++++ RECORDS TO PROCESS
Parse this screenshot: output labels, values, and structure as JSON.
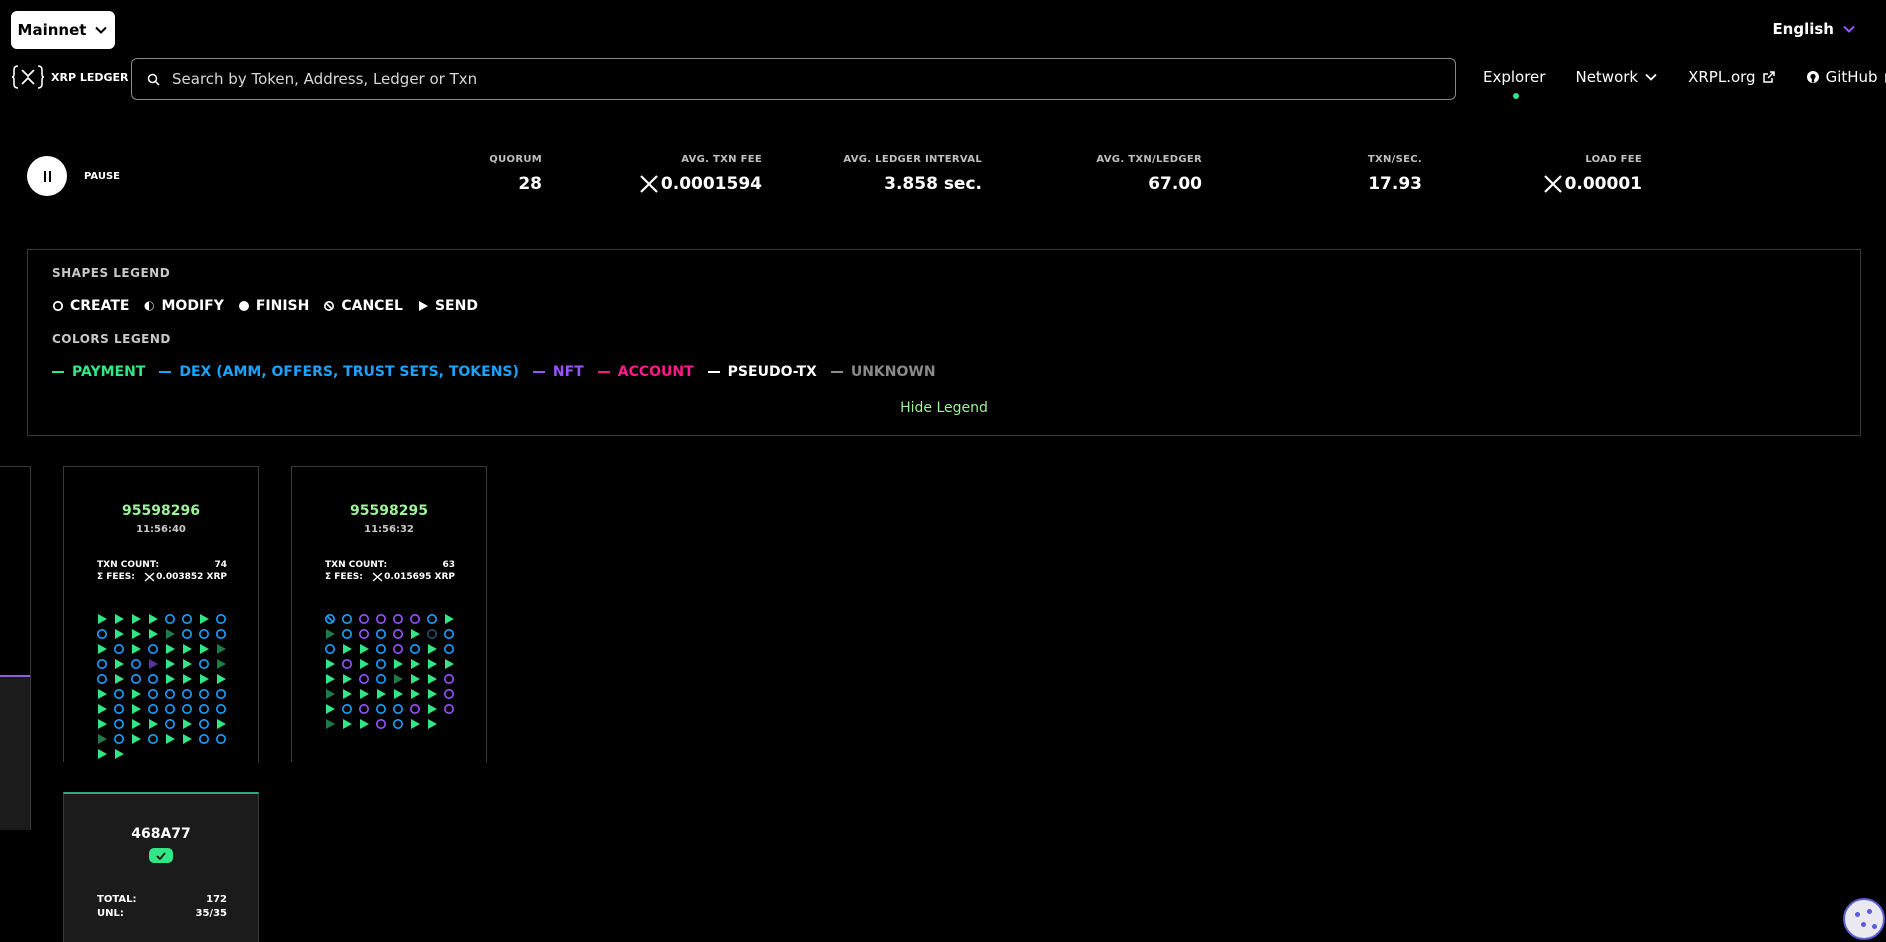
{
  "header": {
    "network_label": "Mainnet",
    "language_label": "English",
    "logo_text": "XRP LEDGER",
    "search_placeholder": "Search by Token, Address, Ledger or Txn",
    "nav": [
      {
        "label": "Explorer"
      },
      {
        "label": "Network"
      },
      {
        "label": "XRPL.org"
      },
      {
        "label": "GitHub"
      }
    ]
  },
  "metrics": {
    "pause_label": "PAUSE",
    "items": [
      {
        "label": "QUORUM",
        "value": "28"
      },
      {
        "label": "AVG. TXN FEE",
        "value": "0.0001594"
      },
      {
        "label": "AVG. LEDGER INTERVAL",
        "value": "3.858 sec."
      },
      {
        "label": "AVG. TXN/LEDGER",
        "value": "67.00"
      },
      {
        "label": "TXN/SEC.",
        "value": "17.93"
      },
      {
        "label": "LOAD FEE",
        "value": "0.00001"
      }
    ]
  },
  "legend": {
    "shapes_title": "SHAPES LEGEND",
    "shapes": [
      "CREATE",
      "MODIFY",
      "FINISH",
      "CANCEL",
      "SEND"
    ],
    "colors_title": "COLORS LEGEND",
    "colors": [
      {
        "label": "PAYMENT",
        "color": "#32e685"
      },
      {
        "label": "DEX (AMM, OFFERS, TRUST SETS, TOKENS)",
        "color": "#19a3ff"
      },
      {
        "label": "NFT",
        "color": "#9a52ff"
      },
      {
        "label": "ACCOUNT",
        "color": "#ff198b"
      },
      {
        "label": "PSEUDO-TX",
        "color": "#ffffff"
      },
      {
        "label": "UNKNOWN",
        "color": "#8a8a8a"
      }
    ],
    "hide_label": "Hide Legend"
  },
  "ledgers": [
    {
      "index": "95598296",
      "time": "11:56:40",
      "txn_count_label": "TXN COUNT:",
      "txn_count": "74",
      "fees_label": "Σ FEES:",
      "fees": "0.003852 XRP",
      "grid": [
        "PsPsPsPsDoDoPsDo",
        "DoPsPsPsPfDoDoDo",
        "PsDoPsDoPsPsPsPf",
        "DoPsDoNfPsPsDoPf",
        "DoPsDoDoPsPsPsPs",
        "PsDoPsDoDoDoDoDo",
        "PsDoPsDoDoDoDoDo",
        "PsDoPsPsDoPsDoPs",
        "PfDoPsDoPsPsDoDo",
        "PsPs"
      ]
    },
    {
      "index": "95598295",
      "time": "11:56:32",
      "txn_count_label": "TXN COUNT:",
      "txn_count": "63",
      "fees_label": "Σ FEES:",
      "fees": "0.015695 XRP",
      "grid": [
        "DxDoNoNoNoNoDoPs",
        "PfDoNoDoNoPsDdDo",
        "DoPsPsDoNoDoPsDo",
        "PsNoPsDoPsPsPsPs",
        "PsPsNoDoPfPsPsNo",
        "PfPsPsPsPsPsPsNo",
        "PsDoNoDoDoNoPsNo",
        "PfPsPsNoDoPsPs"
      ]
    }
  ],
  "validation": {
    "hash": "468A77",
    "total_label": "TOTAL:",
    "total": "172",
    "unl_label": "UNL:",
    "unl": "35/35"
  }
}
++++++++
**OBJECTIVE**.
Restate each entry word for word, please, but drop any images it holds.

**TASK OUTPUT**.
Parse this screenshot: output labels, values, and structure as JSON.
{
  "header": {
    "network_label": "Mainnet",
    "language_label": "English",
    "logo_text": "XRP LEDGER",
    "search_placeholder": "Search by Token, Address, Ledger or Txn",
    "nav": [
      {
        "label": "Explorer"
      },
      {
        "label": "Network"
      },
      {
        "label": "XRPL.org"
      },
      {
        "label": "GitHub"
      }
    ]
  },
  "metrics": {
    "pause_label": "PAUSE",
    "items": [
      {
        "label": "QUORUM",
        "value": "28"
      },
      {
        "label": "AVG. TXN FEE",
        "value": "0.0001594"
      },
      {
        "label": "AVG. LEDGER INTERVAL",
        "value": "3.858 sec."
      },
      {
        "label": "AVG. TXN/LEDGER",
        "value": "67.00"
      },
      {
        "label": "TXN/SEC.",
        "value": "17.93"
      },
      {
        "label": "LOAD FEE",
        "value": "0.00001"
      }
    ]
  },
  "legend": {
    "shapes_title": "SHAPES LEGEND",
    "shapes": [
      "CREATE",
      "MODIFY",
      "FINISH",
      "CANCEL",
      "SEND"
    ],
    "colors_title": "COLORS LEGEND",
    "colors": [
      {
        "label": "PAYMENT",
        "color": "#32e685"
      },
      {
        "label": "DEX (AMM, OFFERS, TRUST SETS, TOKENS)",
        "color": "#19a3ff"
      },
      {
        "label": "NFT",
        "color": "#9a52ff"
      },
      {
        "label": "ACCOUNT",
        "color": "#ff198b"
      },
      {
        "label": "PSEUDO-TX",
        "color": "#ffffff"
      },
      {
        "label": "UNKNOWN",
        "color": "#8a8a8a"
      }
    ],
    "hide_label": "Hide Legend"
  },
  "ledgers": [
    {
      "index": "95598296",
      "time": "11:56:40",
      "txn_count_label": "TXN COUNT:",
      "txn_count": "74",
      "fees_label": "Σ FEES:",
      "fees": "0.003852 XRP",
      "grid": [
        "PsPsPsPsDoDoPsDo",
        "DoPsPsPsPfDoDoDo",
        "PsDoPsDoPsPsPsPf",
        "DoPsDoNfPsPsDoPf",
        "DoPsDoDoPsPsPsPs",
        "PsDoPsDoDoDoDoDo",
        "PsDoPsDoDoDoDoDo",
        "PsDoPsPsDoPsDoPs",
        "PfDoPsDoPsPsDoDo",
        "PsPs"
      ]
    },
    {
      "index": "95598295",
      "time": "11:56:32",
      "txn_count_label": "TXN COUNT:",
      "txn_count": "63",
      "fees_label": "Σ FEES:",
      "fees": "0.015695 XRP",
      "grid": [
        "DxDoNoNoNoNoDoPs",
        "PfDoNoDoNoPsDdDo",
        "DoPsPsDoNoDoPsDo",
        "PsNoPsDoPsPsPsPs",
        "PsPsNoDoPfPsPsNo",
        "PfPsPsPsPsPsPsNo",
        "PsDoNoDoDoNoPsNo",
        "PfPsPsNoDoPsPs"
      ]
    }
  ],
  "validation": {
    "hash": "468A77",
    "total_label": "TOTAL:",
    "total": "172",
    "unl_label": "UNL:",
    "unl": "35/35"
  }
}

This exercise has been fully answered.